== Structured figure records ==
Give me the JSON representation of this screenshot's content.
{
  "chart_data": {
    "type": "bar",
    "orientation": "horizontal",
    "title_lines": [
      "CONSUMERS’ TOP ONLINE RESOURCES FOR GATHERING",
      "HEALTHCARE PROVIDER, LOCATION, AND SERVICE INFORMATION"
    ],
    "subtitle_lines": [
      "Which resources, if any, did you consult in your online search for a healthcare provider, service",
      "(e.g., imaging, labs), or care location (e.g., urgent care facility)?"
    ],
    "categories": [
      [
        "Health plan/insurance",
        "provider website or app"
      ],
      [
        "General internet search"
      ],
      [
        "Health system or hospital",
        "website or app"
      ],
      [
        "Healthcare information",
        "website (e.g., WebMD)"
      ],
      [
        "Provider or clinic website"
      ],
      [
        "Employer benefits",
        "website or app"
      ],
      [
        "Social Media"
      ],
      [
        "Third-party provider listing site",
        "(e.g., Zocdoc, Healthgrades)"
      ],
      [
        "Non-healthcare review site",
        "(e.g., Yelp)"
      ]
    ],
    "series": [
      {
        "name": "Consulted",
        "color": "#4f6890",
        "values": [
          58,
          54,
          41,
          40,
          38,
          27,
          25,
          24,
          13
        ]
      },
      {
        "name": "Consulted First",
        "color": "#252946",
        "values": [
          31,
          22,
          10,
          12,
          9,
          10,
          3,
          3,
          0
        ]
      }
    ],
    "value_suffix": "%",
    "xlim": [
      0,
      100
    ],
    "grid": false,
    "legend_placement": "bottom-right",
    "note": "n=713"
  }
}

== Do this ==
Count every line above that holds the word "Consulted", and state the number and nothing more.

== Exercise solution ==
2